*TEXT PASSAGE*
>>>>>

Concrete mixtures with high cement contents and low water-cement ratios (less than 0.40) may require special curing needs. As cement hydrates (chemically combining with water) the internal relative humidity decreases causing the paste to self-desiccate (dry out) if no external water is provided. The paste can self-desiccate to a level where hydration stops. This may influence desired concrete properties, especially if the internal relative humidity drops below 80% within the first seven days. In view of this, membrane-forming curing compounds may not retain enough water in the concrete. Therefore, fogging and wet curing become necessary to maximize hydration (Copeland and Bragg 1955). Fogging during and after placing and finishing also helps minimize plastic cracking in concretes with very low water-cement ratios (especially around 0.30 or less).

When moist curing is interrupted, the development of strength continues for a short period and then stops after the concrete’s internal relative humidity drops to about 80%. However, if moist curing is resumed, strength development will be reactivated, but the original potential strength may not be achieved.

CURING METHODS AND MATERIALS

Concrete can be kept moist (and in some cases at a favorable temperature) by three curing methods:

1. Methods that maintain the presence of mixing water in the concrete during the early hardening period. These include ponding or immersion, spraying or fogging, and saturated wet coverings. These methods afford some cooling through evaporation, which is beneficial in hot weather.

<<<<<

*PROVIDED MATERIAL*
>>>>>

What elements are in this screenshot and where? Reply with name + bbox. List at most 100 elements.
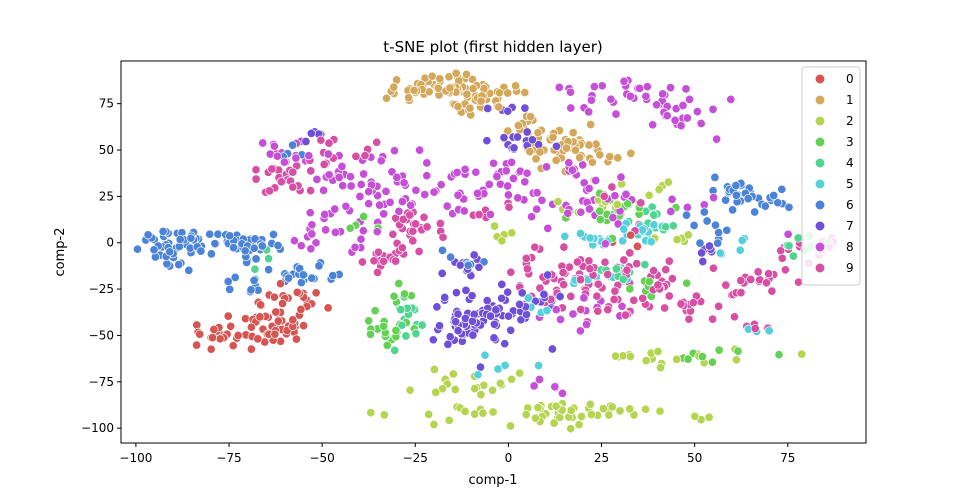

<<<<<

*TASK INSTRUCTIONS*
a. According to the passage on concrete curing, at what internal relative humidity does strength development stop once moist curing is interrupted?
b. Write the next part of the passage on concrete curing, starting after its last sentence.

*PER-TASK ANSWERS*
a. About 80%.

b.
2. Methods that reduce the loss of mixing water from the surface of the concrete. This can be done by covering the concrete with impervious paper or plastic sheets, or by applying membrane-forming curing compounds.

3. Methods that accelerate strength gain by supplying heat and additional moisture to the concrete. This is usually accomplished with live steam, heating coils, or electrically heated forms or pads. The method or combination of methods chosen depends on factors such as availability of curing materials, size, shape, and age of concrete, production facilities (in place or in a plant), aesthetic appearance, and economics.

As a result, curing often involves a series of procedures used at a particular time as the concrete ages. For example, fog spraying or plastic covered wet burlap can precede application of a curing compound. The timing of each procedure depends on the degree of hardening of the concrete needed to prevent the particular procedure from damaging the concrete surface (ACI 308 1997).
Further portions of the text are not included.